**ENTRIES PROVIDED:**
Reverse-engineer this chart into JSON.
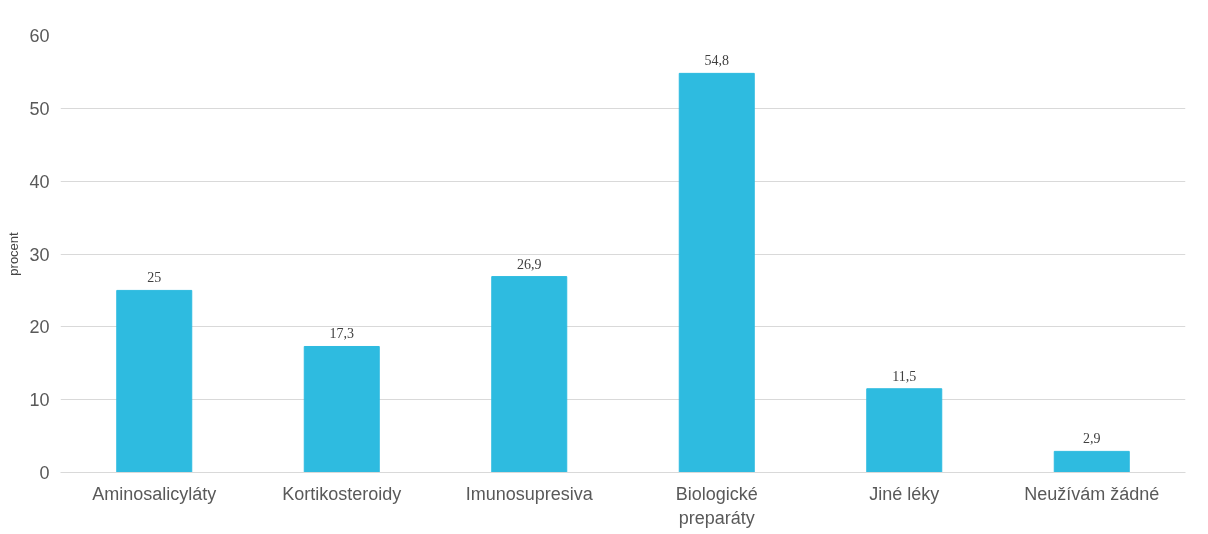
{
  "chart_data": {
    "type": "bar",
    "ylabel": "procent",
    "categories": [
      "Aminosalicyláty",
      "Kortikosteroidy",
      "Imunosupresiva",
      "Biologické preparáty",
      "Jiné léky",
      "Neužívám žádné"
    ],
    "values": [
      25,
      17.3,
      26.9,
      54.8,
      11.5,
      2.9
    ],
    "value_labels": [
      "25",
      "17,3",
      "26,9",
      "54,8",
      "11,5",
      "2,9"
    ],
    "color": "#2ebbe0",
    "ylim": [
      0,
      60
    ],
    "yticks": [
      0,
      10,
      20,
      30,
      40,
      50,
      60
    ],
    "grid": "y"
  }
}
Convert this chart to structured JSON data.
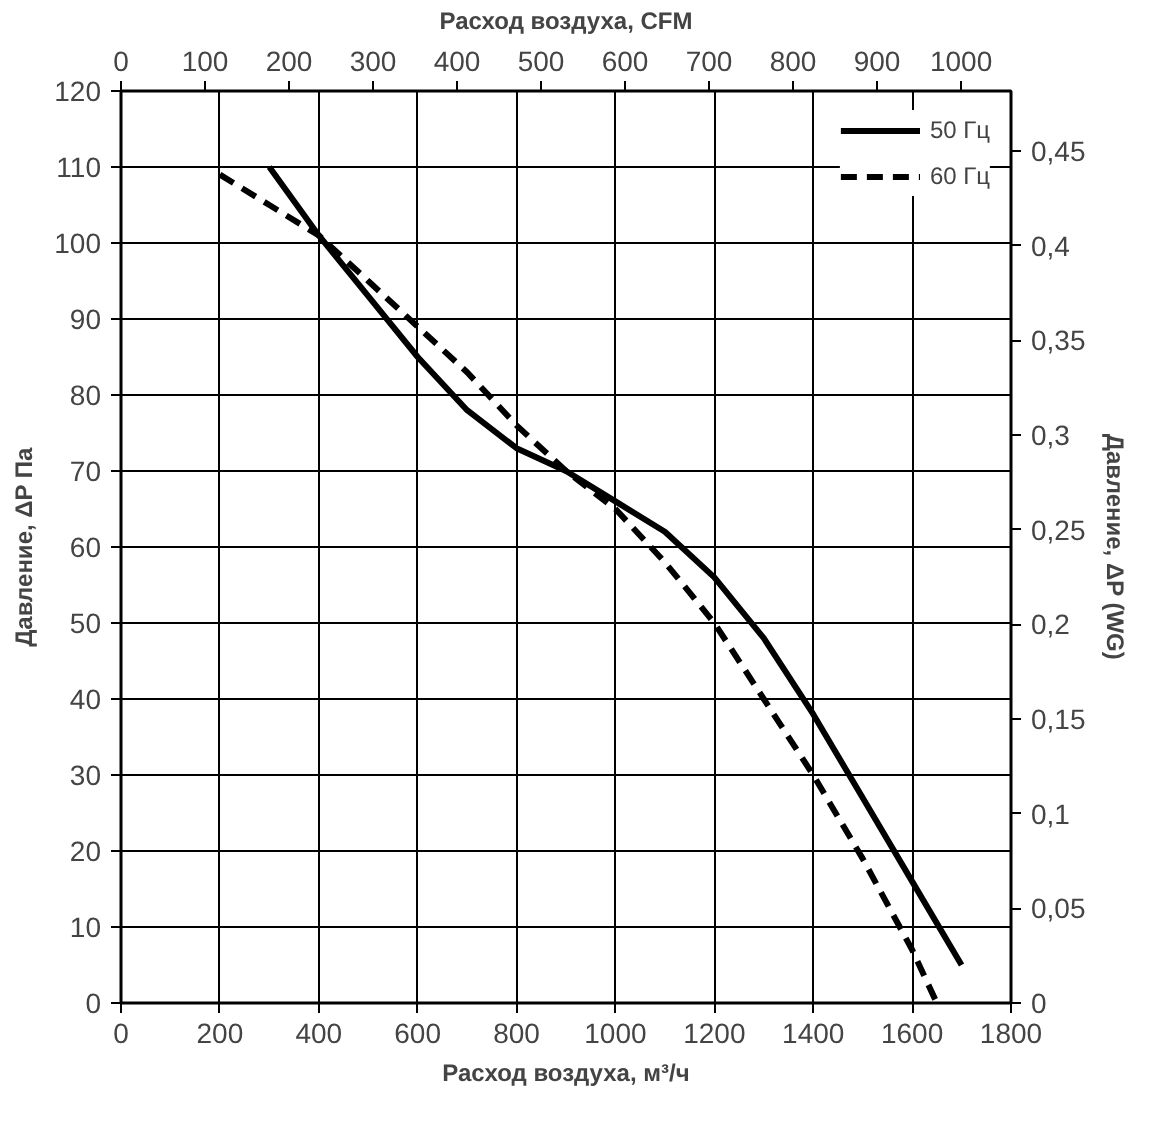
{
  "chart_data": {
    "type": "line",
    "xlabel": "Расход воздуха, м³/ч",
    "ylabel": "Давление, ΔP Па",
    "y2label": "Давление, ΔP (WG)",
    "x2label": "Расход воздуха, CFM",
    "xlim": [
      0,
      1800
    ],
    "xticks": [
      0,
      200,
      400,
      600,
      800,
      1000,
      1200,
      1400,
      1600,
      1800
    ],
    "ylim": [
      0,
      120
    ],
    "yticks": [
      0,
      10,
      20,
      30,
      40,
      50,
      60,
      70,
      80,
      90,
      100,
      110,
      120
    ],
    "y2lim": [
      0,
      0.4817
    ],
    "y2ticks": [
      0,
      {
        "value": 0.05,
        "label": "0,05"
      },
      {
        "value": 0.1,
        "label": "0,1"
      },
      {
        "value": 0.15,
        "label": "0,15"
      },
      {
        "value": 0.2,
        "label": "0,2"
      },
      {
        "value": 0.25,
        "label": "0,25"
      },
      {
        "value": 0.3,
        "label": "0,3"
      },
      {
        "value": 0.35,
        "label": "0,35"
      },
      {
        "value": 0.4,
        "label": "0,4"
      },
      {
        "value": 0.45,
        "label": "0,45"
      }
    ],
    "x2lim": [
      0,
      1059.4
    ],
    "x2ticks": [
      0,
      100,
      200,
      300,
      400,
      500,
      600,
      700,
      800,
      900,
      1000
    ],
    "grid": true,
    "legend": "top right",
    "series": [
      {
        "name": "50 Гц",
        "color": "#000000",
        "line_style": "solid",
        "x": [
          300,
          400,
          500,
          600,
          700,
          800,
          900,
          1000,
          1100,
          1200,
          1300,
          1400,
          1500,
          1600,
          1700
        ],
        "values": [
          110,
          101,
          93,
          85,
          78,
          73,
          70,
          66,
          62,
          56,
          48,
          38,
          27,
          16,
          5
        ]
      },
      {
        "name": "60 Гц",
        "color": "#000000",
        "line_style": "dashed",
        "x": [
          200,
          300,
          400,
          500,
          600,
          700,
          800,
          900,
          1000,
          1100,
          1200,
          1300,
          1400,
          1500,
          1600,
          1650
        ],
        "values": [
          109,
          105,
          101,
          95,
          89,
          83,
          76,
          70,
          65,
          58,
          50,
          40,
          30,
          19,
          7,
          0
        ]
      }
    ]
  }
}
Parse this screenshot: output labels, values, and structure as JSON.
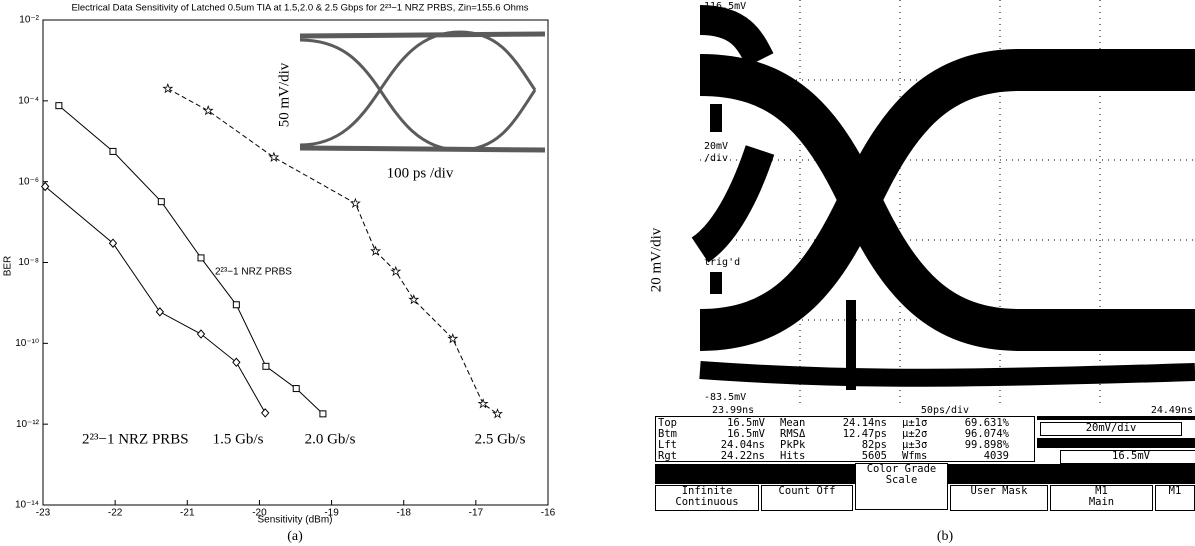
{
  "chart_data": {
    "type": "line",
    "title": "Electrical Data Sensitivity of Latched 0.5um TIA at 1.5,2.0 & 2.5 Gbps for 2²³−1 NRZ PRBS, Zin=155.6 Ohms",
    "x_label": "Sensitivity (dBm)",
    "y_label": "BER",
    "caption": "(a)",
    "xlim": [
      -23,
      -16
    ],
    "xticks": [
      -23,
      -22,
      -21,
      -20,
      -19,
      -18,
      -17,
      -16
    ],
    "ylim": [
      1e-14,
      0.01
    ],
    "log_y": true,
    "yticks": [
      {
        "value": 1e-14,
        "label": "10⁻¹⁴"
      },
      {
        "value": 1e-12,
        "label": "10⁻¹²"
      },
      {
        "value": 1e-10,
        "label": "10⁻¹⁰"
      },
      {
        "value": 1e-08,
        "label": "10⁻⁸"
      },
      {
        "value": 1e-06,
        "label": "10⁻⁶"
      },
      {
        "value": 0.0001,
        "label": "10⁻⁴"
      },
      {
        "value": 0.01,
        "label": "10⁻²"
      }
    ],
    "series": [
      {
        "name": "1.5 Gb/s",
        "color": "#000000",
        "marker": "diamond",
        "dashed": false,
        "x": [
          -22.97,
          -22.03,
          -21.38,
          -20.81,
          -20.32,
          -19.92
        ],
        "values": [
          7.6e-07,
          3e-08,
          6e-10,
          1.7e-10,
          3.4e-11,
          1.9e-12
        ]
      },
      {
        "name": "2.0 Gb/s",
        "color": "#000000",
        "marker": "square",
        "dashed": false,
        "x": [
          -22.78,
          -22.03,
          -21.36,
          -20.81,
          -20.32,
          -19.91,
          -19.49,
          -19.12
        ],
        "values": [
          7.6e-05,
          5.6e-06,
          3.2e-07,
          1.3e-08,
          9e-10,
          2.7e-11,
          7.6e-12,
          1.8e-12
        ]
      },
      {
        "name": "2.5 Gb/s",
        "color": "#000000",
        "marker": "star",
        "dashed": true,
        "x": [
          -21.27,
          -20.71,
          -19.8,
          -18.67,
          -18.39,
          -18.11,
          -17.86,
          -17.32,
          -16.9,
          -16.7
        ],
        "values": [
          0.0002,
          5.7e-05,
          4e-06,
          2.9e-07,
          1.9e-08,
          6e-09,
          1.2e-09,
          1.3e-10,
          3.2e-12,
          1.8e-12
        ]
      }
    ],
    "annotations": [
      "2²³−1 NRZ PRBS",
      "2²³−1 NRZ PRBS"
    ],
    "inset": {
      "y_label": "50 mV/div",
      "x_label": "100 ps /div"
    }
  },
  "scope": {
    "axis_label": "20 mV/div",
    "top_level": "116.5mV",
    "bottom_level": "-83.5mV",
    "time_start": "23.99ns",
    "time_scale": "50ps/div",
    "time_end": "24.49ns",
    "side_scale": [
      "20mV",
      "/div"
    ],
    "trig_status": "trig'd",
    "measurements": [
      [
        [
          "Top",
          "16.5mV"
        ],
        [
          "Mean",
          "24.14ns"
        ],
        [
          "μ±1σ",
          "69.631%"
        ]
      ],
      [
        [
          "Btm",
          "16.5mV"
        ],
        [
          "RMSΔ",
          "12.47ps"
        ],
        [
          "μ±2σ",
          "96.074%"
        ]
      ],
      [
        [
          "Lft",
          "24.04ns"
        ],
        [
          "PkPk",
          "82ps"
        ],
        [
          "μ±3σ",
          "99.898%"
        ]
      ],
      [
        [
          "Rgt",
          "24.22ns"
        ],
        [
          "Hits",
          "5605"
        ],
        [
          "Wfms",
          "4039"
        ]
      ]
    ],
    "readout": [
      "20mV/div",
      "16.5mV"
    ],
    "buttons": [
      [
        "Infinite",
        "Continuous"
      ],
      [
        "Count Off"
      ],
      [
        "Color Grade",
        "Scale"
      ],
      [
        "User Mask"
      ],
      [
        "M1",
        "Main"
      ],
      [
        "M1"
      ]
    ],
    "caption": "(b)"
  }
}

**TASK TO CARRY OUT:** Exclude the images, then output the data above word for word.

**SOLUTION TO THIS EXERCISE:**
Reverse-engineer this chart into JSON.
{
  "chart_data": {
    "type": "bar",
    "ylabel": "procent",
    "categories": [
      "Aminosalicyláty",
      "Kortikosteroidy",
      "Imunosupresiva",
      "Biologické preparáty",
      "Jiné léky",
      "Neužívám žádné"
    ],
    "values": [
      25,
      17.3,
      26.9,
      54.8,
      11.5,
      2.9
    ],
    "value_labels": [
      "25",
      "17,3",
      "26,9",
      "54,8",
      "11,5",
      "2,9"
    ],
    "color": "#2ebbe0",
    "ylim": [
      0,
      60
    ],
    "yticks": [
      0,
      10,
      20,
      30,
      40,
      50,
      60
    ],
    "grid": "y"
  }
}
Convert this chart to structured JSON data.
{
  "chart_data": {
    "type": "line",
    "xlabel": "Расход воздуха, м³/ч",
    "ylabel": "Давление, ΔP Па",
    "y2label": "Давление, ΔP (WG)",
    "x2label": "Расход воздуха, CFM",
    "xlim": [
      0,
      1800
    ],
    "xticks": [
      0,
      200,
      400,
      600,
      800,
      1000,
      1200,
      1400,
      1600,
      1800
    ],
    "ylim": [
      0,
      120
    ],
    "yticks": [
      0,
      10,
      20,
      30,
      40,
      50,
      60,
      70,
      80,
      90,
      100,
      110,
      120
    ],
    "y2lim": [
      0,
      0.4817
    ],
    "y2ticks": [
      0,
      {
        "value": 0.05,
        "label": "0,05"
      },
      {
        "value": 0.1,
        "label": "0,1"
      },
      {
        "value": 0.15,
        "label": "0,15"
      },
      {
        "value": 0.2,
        "label": "0,2"
      },
      {
        "value": 0.25,
        "label": "0,25"
      },
      {
        "value": 0.3,
        "label": "0,3"
      },
      {
        "value": 0.35,
        "label": "0,35"
      },
      {
        "value": 0.4,
        "label": "0,4"
      },
      {
        "value": 0.45,
        "label": "0,45"
      }
    ],
    "x2lim": [
      0,
      1059.4
    ],
    "x2ticks": [
      0,
      100,
      200,
      300,
      400,
      500,
      600,
      700,
      800,
      900,
      1000
    ],
    "grid": true,
    "legend": "top right",
    "series": [
      {
        "name": "50 Гц",
        "color": "#000000",
        "line_style": "solid",
        "x": [
          300,
          400,
          500,
          600,
          700,
          800,
          900,
          1000,
          1100,
          1200,
          1300,
          1400,
          1500,
          1600,
          1700
        ],
        "values": [
          110,
          101,
          93,
          85,
          78,
          73,
          70,
          66,
          62,
          56,
          48,
          38,
          27,
          16,
          5
        ]
      },
      {
        "name": "60 Гц",
        "color": "#000000",
        "line_style": "dashed",
        "x": [
          200,
          300,
          400,
          500,
          600,
          700,
          800,
          900,
          1000,
          1100,
          1200,
          1300,
          1400,
          1500,
          1600,
          1650
        ],
        "values": [
          109,
          105,
          101,
          95,
          89,
          83,
          76,
          70,
          65,
          58,
          50,
          40,
          30,
          19,
          7,
          0
        ]
      }
    ]
  }
}
Parse this screenshot: output labels, values, and structure as JSON.
{
  "chart_data": {
    "type": "line",
    "title": "Electrical Data Sensitivity of Latched 0.5um TIA at 1.5,2.0 & 2.5 Gbps for 2²³−1 NRZ PRBS, Zin=155.6 Ohms",
    "x_label": "Sensitivity (dBm)",
    "y_label": "BER",
    "caption": "(a)",
    "xlim": [
      -23,
      -16
    ],
    "xticks": [
      -23,
      -22,
      -21,
      -20,
      -19,
      -18,
      -17,
      -16
    ],
    "ylim": [
      1e-14,
      0.01
    ],
    "log_y": true,
    "yticks": [
      {
        "value": 1e-14,
        "label": "10⁻¹⁴"
      },
      {
        "value": 1e-12,
        "label": "10⁻¹²"
      },
      {
        "value": 1e-10,
        "label": "10⁻¹⁰"
      },
      {
        "value": 1e-08,
        "label": "10⁻⁸"
      },
      {
        "value": 1e-06,
        "label": "10⁻⁶"
      },
      {
        "value": 0.0001,
        "label": "10⁻⁴"
      },
      {
        "value": 0.01,
        "label": "10⁻²"
      }
    ],
    "series": [
      {
        "name": "1.5 Gb/s",
        "color": "#000000",
        "marker": "diamond",
        "dashed": false,
        "x": [
          -22.97,
          -22.03,
          -21.38,
          -20.81,
          -20.32,
          -19.92
        ],
        "values": [
          7.6e-07,
          3e-08,
          6e-10,
          1.7e-10,
          3.4e-11,
          1.9e-12
        ]
      },
      {
        "name": "2.0 Gb/s",
        "color": "#000000",
        "marker": "square",
        "dashed": false,
        "x": [
          -22.78,
          -22.03,
          -21.36,
          -20.81,
          -20.32,
          -19.91,
          -19.49,
          -19.12
        ],
        "values": [
          7.6e-05,
          5.6e-06,
          3.2e-07,
          1.3e-08,
          9e-10,
          2.7e-11,
          7.6e-12,
          1.8e-12
        ]
      },
      {
        "name": "2.5 Gb/s",
        "color": "#000000",
        "marker": "star",
        "dashed": true,
        "x": [
          -21.27,
          -20.71,
          -19.8,
          -18.67,
          -18.39,
          -18.11,
          -17.86,
          -17.32,
          -16.9,
          -16.7
        ],
        "values": [
          0.0002,
          5.7e-05,
          4e-06,
          2.9e-07,
          1.9e-08,
          6e-09,
          1.2e-09,
          1.3e-10,
          3.2e-12,
          1.8e-12
        ]
      }
    ],
    "annotations": [
      "2²³−1 NRZ PRBS",
      "2²³−1 NRZ PRBS"
    ],
    "inset": {
      "y_label": "50 mV/div",
      "x_label": "100 ps /div"
    }
  },
  "scope": {
    "axis_label": "20 mV/div",
    "top_level": "116.5mV",
    "bottom_level": "-83.5mV",
    "time_start": "23.99ns",
    "time_scale": "50ps/div",
    "time_end": "24.49ns",
    "side_scale": [
      "20mV",
      "/div"
    ],
    "trig_status": "trig'd",
    "measurements": [
      [
        [
          "Top",
          "16.5mV"
        ],
        [
          "Mean",
          "24.14ns"
        ],
        [
          "μ±1σ",
          "69.631%"
        ]
      ],
      [
        [
          "Btm",
          "16.5mV"
        ],
        [
          "RMSΔ",
          "12.47ps"
        ],
        [
          "μ±2σ",
          "96.074%"
        ]
      ],
      [
        [
          "Lft",
          "24.04ns"
        ],
        [
          "PkPk",
          "82ps"
        ],
        [
          "μ±3σ",
          "99.898%"
        ]
      ],
      [
        [
          "Rgt",
          "24.22ns"
        ],
        [
          "Hits",
          "5605"
        ],
        [
          "Wfms",
          "4039"
        ]
      ]
    ],
    "readout": [
      "20mV/div",
      "16.5mV"
    ],
    "buttons": [
      [
        "Infinite",
        "Continuous"
      ],
      [
        "Count Off"
      ],
      [
        "Color Grade",
        "Scale"
      ],
      [
        "User Mask"
      ],
      [
        "M1",
        "Main"
      ],
      [
        "M1"
      ]
    ],
    "caption": "(b)"
  }
}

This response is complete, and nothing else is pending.